• [Supplied text]:
BEGIN

Pet cemetery still needs an environmental permit

The approved cemetery includes a central one-storey building serving as an incinerator and a place where carcasses are kept frozen until cremated. The ashes will be kept in “rows of walls” which will be 30cm wide and 1.8m-high chambers where the ashes will be kept.

What started as a cemetery for the burial of pets has evolved into a privately-run incineration plant, and rows of walls holding the ashes derived from cremated cat and dog carcasses.

But although approved by the Malta Environment and Planning Authority on Thursday, the pet cemetery, euphemistically referred to as a “resting place for cats and dogs”, still needs an environmental permit to operate, which can only be issued after the tender for the plant’s operation is awarded.

The approved cemetery includes a central one-storey building serving as an incinerator and a place where carcasses are kept frozen until cremated. The ashes will be kept in “rows of walls” which will be 30cm wide and 1.8m-high chambers where the ashes will be kept.

Incineration plants have to conform to environmental regulations with regard to disposal of hazardous waste. Moreover a tender will be awarded to a private company to operate the incineration plant.

No animals will be buried in the proposed cemetery – the carcasses will be cremated.

The Environment Protection Directorate had exempted the development from an environmental impact assessment but it requested details of the waste streams which will be generated in the operational phase.

The Planning Directorate replied that these were operational issues and the information could only be submitted after the tender is awarded.

The burial of pets is not a possibility, according to EU law, and the cemetery proposed at Ta’ Qali will consist of rows of memorial walls in which urns holding the ashes of cremated pets will be kept.

In the United Kingdom the cost of cremating a pet ranges from £30 (€37) for a very small pet like a hamster, to £150 (€190) for a large one, such as a rottweiler.

Each pet carcass will be individually cremated in a cremation chamber to ensure that each pet’s ashes will be collected and removed separately.

The MEPA case officer report justifies the need for a cemetery as a way to address pet bereavement: “With the proposed resting place, this after life social requirement for animal lovers will be addressed.”

The report also claims that the development is acceptable as it is related to animal welfare on a larger scale.

The new cemetery will accommodate the ashes of 17,000 animals. At present 4,000 carcasses are sent annually to WasteServ to be disposed of, and an unknown number are buried by owners on their own properties.

END

• [Tasks and exercises]:
1. Decide whether each statement below agrees with the pet cemetery article. Answer yes or no for each, and quote the words of the article that decide it. (a) The Malta Environment and Planning Authority approved the pet cemetery on Thursday. (b) Pets will be buried at the cemetery. (c) The Environment Protection Directorate required an environmental impact assessment for the development.
2. Extract the passage of the pet cemetery article from "The burial of pets is" to "a larger scale.", keeping every word unchanged.

• [Dataset records]:
BEGIN

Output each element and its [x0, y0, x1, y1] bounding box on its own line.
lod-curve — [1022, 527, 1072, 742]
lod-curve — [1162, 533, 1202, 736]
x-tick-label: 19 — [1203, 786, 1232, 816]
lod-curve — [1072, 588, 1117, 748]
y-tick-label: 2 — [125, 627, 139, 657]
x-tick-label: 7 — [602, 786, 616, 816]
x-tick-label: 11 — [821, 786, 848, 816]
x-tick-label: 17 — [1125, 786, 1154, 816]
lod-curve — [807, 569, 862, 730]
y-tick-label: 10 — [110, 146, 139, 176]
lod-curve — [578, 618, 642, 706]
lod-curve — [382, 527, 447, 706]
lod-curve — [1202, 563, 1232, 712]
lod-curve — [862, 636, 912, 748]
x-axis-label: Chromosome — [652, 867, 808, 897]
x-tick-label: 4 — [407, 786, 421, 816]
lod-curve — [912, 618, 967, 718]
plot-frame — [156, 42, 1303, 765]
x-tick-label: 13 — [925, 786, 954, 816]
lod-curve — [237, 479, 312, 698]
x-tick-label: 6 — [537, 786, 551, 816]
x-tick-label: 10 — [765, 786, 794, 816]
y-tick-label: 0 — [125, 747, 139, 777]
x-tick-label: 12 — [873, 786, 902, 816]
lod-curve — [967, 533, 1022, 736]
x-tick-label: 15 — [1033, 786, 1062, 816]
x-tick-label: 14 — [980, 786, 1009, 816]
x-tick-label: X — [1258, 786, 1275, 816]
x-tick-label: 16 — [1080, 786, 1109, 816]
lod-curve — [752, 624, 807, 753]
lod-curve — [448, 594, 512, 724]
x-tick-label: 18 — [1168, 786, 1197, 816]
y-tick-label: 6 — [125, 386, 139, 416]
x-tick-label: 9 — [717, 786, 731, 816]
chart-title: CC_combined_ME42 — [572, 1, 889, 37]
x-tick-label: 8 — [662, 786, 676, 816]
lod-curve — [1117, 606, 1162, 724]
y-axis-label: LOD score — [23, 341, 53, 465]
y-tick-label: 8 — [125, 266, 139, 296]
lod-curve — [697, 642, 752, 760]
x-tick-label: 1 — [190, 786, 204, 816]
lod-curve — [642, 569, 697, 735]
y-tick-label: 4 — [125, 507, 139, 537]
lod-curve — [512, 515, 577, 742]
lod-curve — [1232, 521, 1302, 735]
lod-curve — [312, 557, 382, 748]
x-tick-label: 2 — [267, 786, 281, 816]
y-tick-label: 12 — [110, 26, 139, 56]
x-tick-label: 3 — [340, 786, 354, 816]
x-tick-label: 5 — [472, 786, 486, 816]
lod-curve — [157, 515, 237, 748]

END

• [Outputs for the tasks]:
1.
(a) Yes: "approved by the Malta Environment and Planning Authority on Thursday"
(b) No: "No animals will be buried in the proposed cemetery – the carcasses will be cremated."
(c) No: "The Environment Protection Directorate had exempted the development from an environmental impact assessment"

2.
The burial of pets is not a possibility, according to EU law, and the cemetery proposed at Ta’ Qali will consist of rows of memorial walls in which urns holding the ashes of cremated pets will be kept.

In the United Kingdom the cost of cremating a pet ranges from £30 (€37) for a very small pet like a hamster, to £150 (€190) for a large one, such as a rottweiler.

Each pet carcass will be individually cremated in a cremation chamber to ensure that each pet’s ashes will be collected and removed separately.

The MEPA case officer report justifies the need for a cemetery as a way to address pet bereavement: “With the proposed resting place, this after life social requirement for animal lovers will be addressed.”

The report also claims that the development is acceptable as it is related to animal welfare on a larger scale.